## SET TASK
Recast the listing as a JSON list of strings, one string per line and no blank lines. Start with its first line and include everything through the line that contains "- ohlc-bar: [41, 326, 56, 448]", leaving out every later line.
··· DATA LINES
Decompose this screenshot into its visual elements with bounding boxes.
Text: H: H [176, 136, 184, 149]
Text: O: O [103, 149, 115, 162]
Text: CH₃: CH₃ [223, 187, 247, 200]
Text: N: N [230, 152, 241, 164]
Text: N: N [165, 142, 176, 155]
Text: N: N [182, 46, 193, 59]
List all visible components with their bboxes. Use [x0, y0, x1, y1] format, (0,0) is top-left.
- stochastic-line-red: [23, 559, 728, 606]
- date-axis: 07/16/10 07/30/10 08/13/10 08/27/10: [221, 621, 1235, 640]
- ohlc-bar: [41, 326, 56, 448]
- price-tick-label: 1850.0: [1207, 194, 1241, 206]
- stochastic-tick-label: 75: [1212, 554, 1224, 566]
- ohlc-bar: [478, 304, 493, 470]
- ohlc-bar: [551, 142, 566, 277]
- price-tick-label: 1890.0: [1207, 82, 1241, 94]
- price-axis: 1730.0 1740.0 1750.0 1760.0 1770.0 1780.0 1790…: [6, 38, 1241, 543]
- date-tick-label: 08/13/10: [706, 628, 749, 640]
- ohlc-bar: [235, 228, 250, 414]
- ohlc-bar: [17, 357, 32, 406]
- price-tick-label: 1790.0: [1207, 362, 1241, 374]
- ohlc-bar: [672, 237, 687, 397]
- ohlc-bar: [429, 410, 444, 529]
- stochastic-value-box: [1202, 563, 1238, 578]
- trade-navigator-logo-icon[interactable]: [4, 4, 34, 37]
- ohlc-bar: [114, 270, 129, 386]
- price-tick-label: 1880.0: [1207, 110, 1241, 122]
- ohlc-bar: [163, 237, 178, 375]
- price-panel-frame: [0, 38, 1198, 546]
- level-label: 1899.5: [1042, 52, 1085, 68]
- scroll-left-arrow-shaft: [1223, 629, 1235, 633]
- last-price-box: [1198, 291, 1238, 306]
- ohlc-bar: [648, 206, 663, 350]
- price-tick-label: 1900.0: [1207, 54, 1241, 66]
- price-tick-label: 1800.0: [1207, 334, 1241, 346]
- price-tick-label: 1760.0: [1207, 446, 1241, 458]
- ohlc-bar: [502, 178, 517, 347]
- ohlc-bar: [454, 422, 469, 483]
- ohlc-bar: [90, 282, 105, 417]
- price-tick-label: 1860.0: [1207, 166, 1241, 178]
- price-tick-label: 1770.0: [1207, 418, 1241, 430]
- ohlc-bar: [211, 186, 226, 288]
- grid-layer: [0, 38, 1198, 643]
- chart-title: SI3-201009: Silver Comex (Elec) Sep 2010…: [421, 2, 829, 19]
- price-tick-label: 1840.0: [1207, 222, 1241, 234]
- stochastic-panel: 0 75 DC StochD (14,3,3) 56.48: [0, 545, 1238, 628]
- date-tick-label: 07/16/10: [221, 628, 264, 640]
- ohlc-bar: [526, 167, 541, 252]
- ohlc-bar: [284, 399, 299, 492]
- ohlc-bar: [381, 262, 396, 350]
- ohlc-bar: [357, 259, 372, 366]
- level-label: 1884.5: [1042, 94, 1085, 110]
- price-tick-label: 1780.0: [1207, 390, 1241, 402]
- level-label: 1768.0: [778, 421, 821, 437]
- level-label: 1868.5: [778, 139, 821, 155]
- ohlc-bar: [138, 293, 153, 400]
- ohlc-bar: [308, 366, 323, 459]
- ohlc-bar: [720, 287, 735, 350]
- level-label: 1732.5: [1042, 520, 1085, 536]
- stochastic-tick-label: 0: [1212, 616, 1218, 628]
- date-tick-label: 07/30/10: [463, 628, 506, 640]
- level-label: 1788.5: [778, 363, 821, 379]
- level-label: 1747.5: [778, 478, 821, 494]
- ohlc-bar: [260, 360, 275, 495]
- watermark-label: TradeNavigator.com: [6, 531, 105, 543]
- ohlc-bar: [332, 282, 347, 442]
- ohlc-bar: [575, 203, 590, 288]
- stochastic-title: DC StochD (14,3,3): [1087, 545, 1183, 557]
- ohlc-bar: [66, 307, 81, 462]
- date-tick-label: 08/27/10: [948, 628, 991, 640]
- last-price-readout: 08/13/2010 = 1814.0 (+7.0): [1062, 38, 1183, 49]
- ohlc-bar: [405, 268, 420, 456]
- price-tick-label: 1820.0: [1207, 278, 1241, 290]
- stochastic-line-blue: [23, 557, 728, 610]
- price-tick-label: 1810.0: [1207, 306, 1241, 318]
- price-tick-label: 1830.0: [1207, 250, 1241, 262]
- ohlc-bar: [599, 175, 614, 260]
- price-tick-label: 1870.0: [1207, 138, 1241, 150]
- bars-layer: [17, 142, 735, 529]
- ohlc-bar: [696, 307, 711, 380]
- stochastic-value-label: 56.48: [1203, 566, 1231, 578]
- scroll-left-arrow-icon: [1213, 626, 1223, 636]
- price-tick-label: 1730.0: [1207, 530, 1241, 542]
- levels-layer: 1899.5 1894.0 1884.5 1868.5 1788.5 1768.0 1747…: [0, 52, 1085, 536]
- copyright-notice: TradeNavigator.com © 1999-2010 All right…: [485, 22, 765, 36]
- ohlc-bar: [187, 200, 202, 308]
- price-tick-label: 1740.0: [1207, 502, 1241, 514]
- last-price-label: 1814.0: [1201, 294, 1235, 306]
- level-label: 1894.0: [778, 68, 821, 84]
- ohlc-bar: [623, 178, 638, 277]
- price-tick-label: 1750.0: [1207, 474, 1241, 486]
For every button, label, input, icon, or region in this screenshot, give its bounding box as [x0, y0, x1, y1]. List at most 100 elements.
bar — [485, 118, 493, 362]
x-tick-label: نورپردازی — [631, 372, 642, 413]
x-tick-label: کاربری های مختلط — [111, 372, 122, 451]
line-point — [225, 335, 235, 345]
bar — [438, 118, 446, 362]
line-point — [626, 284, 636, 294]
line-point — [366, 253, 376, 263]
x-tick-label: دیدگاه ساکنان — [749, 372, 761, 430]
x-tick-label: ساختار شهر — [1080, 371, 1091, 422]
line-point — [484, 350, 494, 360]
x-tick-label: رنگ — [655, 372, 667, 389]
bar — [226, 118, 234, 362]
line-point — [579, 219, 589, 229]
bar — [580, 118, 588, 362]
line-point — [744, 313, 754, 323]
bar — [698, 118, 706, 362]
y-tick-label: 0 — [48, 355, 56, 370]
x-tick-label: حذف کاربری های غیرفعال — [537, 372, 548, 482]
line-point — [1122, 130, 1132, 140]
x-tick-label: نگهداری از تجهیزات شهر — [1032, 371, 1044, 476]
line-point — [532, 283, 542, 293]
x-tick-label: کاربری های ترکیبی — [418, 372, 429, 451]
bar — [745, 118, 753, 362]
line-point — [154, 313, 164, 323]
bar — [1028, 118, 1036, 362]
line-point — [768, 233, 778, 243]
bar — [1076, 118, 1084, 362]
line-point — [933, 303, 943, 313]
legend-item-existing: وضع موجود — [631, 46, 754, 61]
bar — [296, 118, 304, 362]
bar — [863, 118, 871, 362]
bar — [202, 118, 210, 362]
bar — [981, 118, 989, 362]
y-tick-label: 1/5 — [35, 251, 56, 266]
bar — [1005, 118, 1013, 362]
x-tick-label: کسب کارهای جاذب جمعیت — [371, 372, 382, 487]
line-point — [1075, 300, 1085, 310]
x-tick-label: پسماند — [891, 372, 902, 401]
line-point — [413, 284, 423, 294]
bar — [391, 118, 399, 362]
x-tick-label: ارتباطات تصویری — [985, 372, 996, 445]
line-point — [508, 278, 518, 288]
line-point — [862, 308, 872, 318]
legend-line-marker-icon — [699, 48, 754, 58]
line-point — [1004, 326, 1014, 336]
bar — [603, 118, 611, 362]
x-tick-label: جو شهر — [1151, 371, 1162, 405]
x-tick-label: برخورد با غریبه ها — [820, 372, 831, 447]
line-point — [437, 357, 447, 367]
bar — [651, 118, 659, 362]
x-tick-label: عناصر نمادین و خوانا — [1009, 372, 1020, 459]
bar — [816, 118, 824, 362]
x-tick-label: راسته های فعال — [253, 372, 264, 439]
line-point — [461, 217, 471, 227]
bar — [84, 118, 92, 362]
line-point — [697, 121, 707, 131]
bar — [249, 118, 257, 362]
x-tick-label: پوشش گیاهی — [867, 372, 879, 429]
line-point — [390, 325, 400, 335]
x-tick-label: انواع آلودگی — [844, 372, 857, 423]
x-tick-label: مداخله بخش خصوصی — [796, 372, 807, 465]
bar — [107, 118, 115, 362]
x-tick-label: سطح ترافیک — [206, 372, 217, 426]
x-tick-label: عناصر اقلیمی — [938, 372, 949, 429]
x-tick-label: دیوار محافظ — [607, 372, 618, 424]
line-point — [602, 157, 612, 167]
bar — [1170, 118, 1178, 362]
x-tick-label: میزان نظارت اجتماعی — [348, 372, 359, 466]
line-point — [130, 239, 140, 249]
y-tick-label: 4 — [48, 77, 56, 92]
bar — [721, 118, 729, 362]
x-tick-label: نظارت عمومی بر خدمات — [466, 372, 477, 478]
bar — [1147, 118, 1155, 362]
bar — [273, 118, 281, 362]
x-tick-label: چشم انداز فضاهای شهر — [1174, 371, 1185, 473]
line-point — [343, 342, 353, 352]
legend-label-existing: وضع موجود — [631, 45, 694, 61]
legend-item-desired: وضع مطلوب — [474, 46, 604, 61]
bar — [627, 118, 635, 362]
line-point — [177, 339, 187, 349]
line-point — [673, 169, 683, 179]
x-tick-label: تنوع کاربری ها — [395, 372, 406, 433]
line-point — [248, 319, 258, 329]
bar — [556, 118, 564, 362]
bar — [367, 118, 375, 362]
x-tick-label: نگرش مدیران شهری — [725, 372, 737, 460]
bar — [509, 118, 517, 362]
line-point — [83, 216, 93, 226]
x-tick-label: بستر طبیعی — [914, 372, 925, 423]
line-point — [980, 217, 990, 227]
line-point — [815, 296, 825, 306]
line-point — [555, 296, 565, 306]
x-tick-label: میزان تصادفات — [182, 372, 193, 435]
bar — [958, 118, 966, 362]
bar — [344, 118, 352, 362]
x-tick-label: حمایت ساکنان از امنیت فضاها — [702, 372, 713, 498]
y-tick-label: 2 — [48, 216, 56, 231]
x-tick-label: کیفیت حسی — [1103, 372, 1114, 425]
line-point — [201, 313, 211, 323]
······
## EXERCISE SOLUTION
[
  "Decompose this screenshot into its visual elements with bounding boxes.",
  "Text: H: H [176, 136, 184, 149]",
  "Text: O: O [103, 149, 115, 162]",
  "Text: CH₃: CH₃ [223, 187, 247, 200]",
  "Text: N: N [230, 152, 241, 164]",
  "Text: N: N [165, 142, 176, 155]",
  "Text: N: N [182, 46, 193, 59]",
  "List all visible components with their bboxes. Use [x0, y0, x1, y1] format, (0,0) is top-left.",
  "- stochastic-line-red: [23, 559, 728, 606]",
  "- date-axis: 07/16/10 07/30/10 08/13/10 08/27/10: [221, 621, 1235, 640]",
  "- ohlc-bar: [41, 326, 56, 448]"
]